▸ STATED EXERCISE: Extract every entry word for word. Skip the pictures.

▸ RECORDS FOR THIS TASK:
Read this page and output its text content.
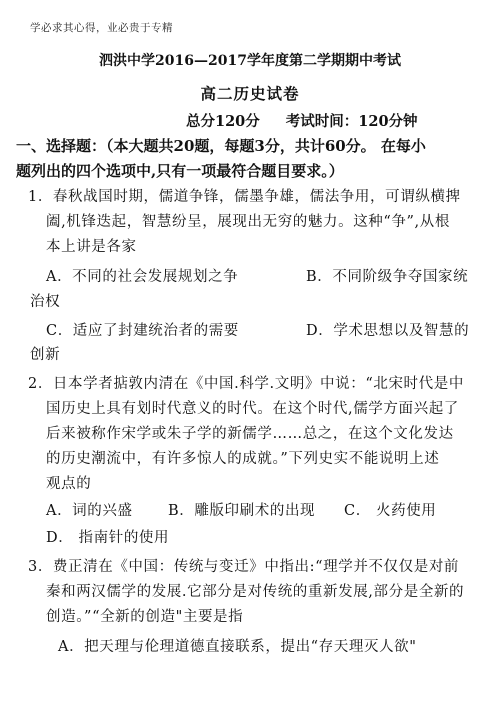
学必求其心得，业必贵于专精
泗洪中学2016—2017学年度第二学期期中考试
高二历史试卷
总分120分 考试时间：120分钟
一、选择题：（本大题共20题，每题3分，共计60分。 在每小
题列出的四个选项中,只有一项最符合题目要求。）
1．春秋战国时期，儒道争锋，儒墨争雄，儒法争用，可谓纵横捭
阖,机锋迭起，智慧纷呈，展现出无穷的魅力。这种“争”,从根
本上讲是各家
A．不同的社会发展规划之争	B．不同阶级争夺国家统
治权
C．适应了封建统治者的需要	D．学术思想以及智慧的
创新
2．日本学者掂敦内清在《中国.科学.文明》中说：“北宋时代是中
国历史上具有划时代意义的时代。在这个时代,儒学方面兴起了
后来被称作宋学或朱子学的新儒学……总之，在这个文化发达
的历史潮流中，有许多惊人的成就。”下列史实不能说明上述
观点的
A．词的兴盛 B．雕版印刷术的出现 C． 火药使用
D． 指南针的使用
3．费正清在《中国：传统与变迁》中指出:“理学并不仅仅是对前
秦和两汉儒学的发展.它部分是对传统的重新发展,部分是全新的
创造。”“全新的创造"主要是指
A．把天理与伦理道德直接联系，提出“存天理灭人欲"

▸ ANSWER:
Read this page and output its text content.
学必求其心得，业必贵于专精
泗洪中学2016—2017学年度第二学期期中考试
高二历史试卷
总分120分 考试时间：120分钟
一、选择题：（本大题共20题，每题3分，共计60分。 在每小
题列出的四个选项中,只有一项最符合题目要求。）
1．春秋战国时期，儒道争锋，儒墨争雄，儒法争用，可谓纵横捭
阖,机锋迭起，智慧纷呈，展现出无穷的魅力。这种“争”,从根
本上讲是各家
A．不同的社会发展规划之争	B．不同阶级争夺国家统
治权
C．适应了封建统治者的需要	D．学术思想以及智慧的
创新
2．日本学者掂敦内清在《中国.科学.文明》中说：“北宋时代是中
国历史上具有划时代意义的时代。在这个时代,儒学方面兴起了
后来被称作宋学或朱子学的新儒学……总之，在这个文化发达
的历史潮流中，有许多惊人的成就。”下列史实不能说明上述
观点的
A．词的兴盛 B．雕版印刷术的出现 C． 火药使用
D． 指南针的使用
3．费正清在《中国：传统与变迁》中指出:“理学并不仅仅是对前
秦和两汉儒学的发展.它部分是对传统的重新发展,部分是全新的
创造。”“全新的创造"主要是指
A．把天理与伦理道德直接联系，提出“存天理灭人欲"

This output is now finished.